DAFTAR TUGAS >>
A: Perbarui bagian tulisan tentang Idris Sardi mulai dari "Idris Sardi tak" sampai "musikus multi-talenta.", dan ganti "dicibir" dengan "dikecam".
B: Bagaimana kelanjutan tulisan tentang Idris Sardi ini? Tuliskan lanjutannya, dimulai setelah kalimat terakhir yang ada.

TEKS SUMBER >>
---+---
Kontroversi
Idris Sardi
Aris Setiawan ; Pengajar ISI
Surakarta
|
TEMPO.CO,
29 April 2014
Dunia
musik Indonesia berduka. Seorang maestro biola, komponis ulung, dan pakar
ilustrasi musik film telah pergi untuk selamanya pada 28 April 2014. Segala
hidupnya telah diziarahkan untuk musik. Ia adalah musikus yang kontroversial.
Idris Sardi tak sepenuhnya berpegang pada musik klasik Barat (romantik) saja.
Ia melintas batas kala bermain musik bercita rasa jazz, keroncong, hingga
musik film. Kemampuannya yang dapat dengan lentur menyeberang ke haluan musik
lain itu membuatnya dicibir, namun kemudian dipuja. Idris Sardi merupakan
musikus multi-talenta.
Sejak
belia, ia dianggap sebagai "anak ajaib". Ia mampu
melenggak-lenggokkan jemari tangannya dengan piawai di atas dawai-dawai biola
menuruti alur melodi musik klasik Barat. Idris yang masih ingusan telah
banyak dibebani tanggung jawab berat. Pagi hari pukul 04.30 ia harus bangun,
kemudian berangkat ke kantor Radio Republik Indonesia Yogyakarta untuk
membuka siaran pertama radio bersama pamannya, Martono (pendidik musik),
dengan memainkan lagu Humorisque karya
Antonin Dvorak (Hardjana, 2004). Bahkan, pada usianya yang ke-12 tahun, ia
mendapat kesempatan untuk menjadi "mahasiswa
luar biasa" di Sekolah Musik Indonesia Yogyakarta. Ia tak dapat
bersentuhan dengan dunia anak-anak yang sewajarnya. Saat anak-anak seusianya
bermain petak-umpet, ia dengan tekun dan keras melatih kreativitas
bermusiknya. Kemampuan bermusik biola Idris Sardi semakin mumpuni kala ia
mendapat bimbingan dari guru-guru musik profesional seperti Hendriek Tordasi,
George Setet, Nicolai Varfolomijeff, Henk te Strake, Renata Vanos, Hans
Botmmer, dan Gerald Kenny.
---+---
Entri Koleksi >>

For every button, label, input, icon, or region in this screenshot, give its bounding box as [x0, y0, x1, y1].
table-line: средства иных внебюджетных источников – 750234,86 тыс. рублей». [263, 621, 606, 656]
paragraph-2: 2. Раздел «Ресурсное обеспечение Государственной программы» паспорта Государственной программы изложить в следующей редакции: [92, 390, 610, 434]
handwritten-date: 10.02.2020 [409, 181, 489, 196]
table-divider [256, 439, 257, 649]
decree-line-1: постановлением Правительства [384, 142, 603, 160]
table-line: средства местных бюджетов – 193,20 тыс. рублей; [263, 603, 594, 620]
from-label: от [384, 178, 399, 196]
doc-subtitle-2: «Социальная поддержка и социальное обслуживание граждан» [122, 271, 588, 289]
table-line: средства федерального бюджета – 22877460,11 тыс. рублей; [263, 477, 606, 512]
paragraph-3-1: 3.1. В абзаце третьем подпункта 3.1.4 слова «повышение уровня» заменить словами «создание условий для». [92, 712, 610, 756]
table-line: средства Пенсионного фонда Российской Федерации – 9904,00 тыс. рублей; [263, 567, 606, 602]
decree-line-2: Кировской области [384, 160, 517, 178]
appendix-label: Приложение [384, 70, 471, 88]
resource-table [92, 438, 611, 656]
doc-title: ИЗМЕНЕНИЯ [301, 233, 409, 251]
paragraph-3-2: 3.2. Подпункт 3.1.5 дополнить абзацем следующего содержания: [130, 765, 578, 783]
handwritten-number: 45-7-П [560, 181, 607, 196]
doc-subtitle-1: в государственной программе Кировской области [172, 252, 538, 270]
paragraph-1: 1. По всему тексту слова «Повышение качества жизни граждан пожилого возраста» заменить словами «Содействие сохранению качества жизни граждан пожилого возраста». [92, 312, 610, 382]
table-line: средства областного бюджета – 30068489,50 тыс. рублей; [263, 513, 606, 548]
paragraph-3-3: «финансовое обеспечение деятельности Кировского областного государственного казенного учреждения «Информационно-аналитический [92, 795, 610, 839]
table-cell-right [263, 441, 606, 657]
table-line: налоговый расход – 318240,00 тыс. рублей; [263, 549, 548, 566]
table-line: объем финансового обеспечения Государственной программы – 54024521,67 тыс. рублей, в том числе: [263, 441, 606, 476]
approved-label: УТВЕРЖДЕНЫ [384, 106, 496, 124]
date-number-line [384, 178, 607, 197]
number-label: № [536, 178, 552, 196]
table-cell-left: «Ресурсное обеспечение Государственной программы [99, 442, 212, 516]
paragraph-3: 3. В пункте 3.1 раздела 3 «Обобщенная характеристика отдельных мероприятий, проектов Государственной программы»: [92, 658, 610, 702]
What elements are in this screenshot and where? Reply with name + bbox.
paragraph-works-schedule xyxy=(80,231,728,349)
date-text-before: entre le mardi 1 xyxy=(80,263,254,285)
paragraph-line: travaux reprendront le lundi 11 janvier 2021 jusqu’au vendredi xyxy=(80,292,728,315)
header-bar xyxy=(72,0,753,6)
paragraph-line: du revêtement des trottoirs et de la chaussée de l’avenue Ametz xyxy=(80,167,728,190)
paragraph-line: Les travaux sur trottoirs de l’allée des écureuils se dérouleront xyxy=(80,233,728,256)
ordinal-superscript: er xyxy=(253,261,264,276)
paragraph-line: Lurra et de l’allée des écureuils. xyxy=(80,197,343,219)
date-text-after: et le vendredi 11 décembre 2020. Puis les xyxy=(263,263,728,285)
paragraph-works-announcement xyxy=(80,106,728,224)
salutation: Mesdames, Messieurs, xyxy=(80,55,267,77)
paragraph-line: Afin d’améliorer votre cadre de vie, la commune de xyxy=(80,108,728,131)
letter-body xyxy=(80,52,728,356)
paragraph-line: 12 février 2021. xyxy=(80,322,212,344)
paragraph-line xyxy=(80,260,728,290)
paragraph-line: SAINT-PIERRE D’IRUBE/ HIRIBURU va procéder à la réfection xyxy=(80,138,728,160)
---+---
JAWABAN YANG DIHARAPKAN >>
A:
Idris Sardi tak sepenuhnya berpegang pada musik klasik Barat (romantik) saja.
Ia melintas batas kala bermain musik bercita rasa jazz, keroncong, hingga
musik film. Kemampuannya yang dapat dengan lentur menyeberang ke haluan musik
lain itu membuatnya dikecam, namun kemudian dipuja. Idris Sardi merupakan
musikus multi-talenta.

B:
Idris
Sardi mendapat caci dan hujatan kala nekat mengubah haluan dan arah musiknya.
Pada dekade 1960-an, masyarakat musik Indonesia dibuat terhenyak oleh
kemampuannya memainkan biola dengan gaya musik klasik Jascha Heifetz ke gaya
komersial Helmuth Zackarias. Dikisahkan oleh Suka Harjana lewat Catatan Perjalanan Seorang Seniman,
Idris Sardi juga nekat saat berafiliasi dengan musik keroncong (kelompok Orkes Keroncong Tetap Segar). Ia dimaki
oleh banyak musikus klasik Barat. Ia dianggap tak memiliki pakem musikal yang
jelas, tak berfokus pada satu genre musik. Pro dan kontra yang ditujukan
kepadanya menunjukkan bahwa sejatinya Idris Sardi adalah seniman yang
diperhitungkan. Segala gerak-gerik olah kreatifnya memantik perdebatan dalam
dunia musik kala itu. Semakin ia dihujat, seolah semakin nekat.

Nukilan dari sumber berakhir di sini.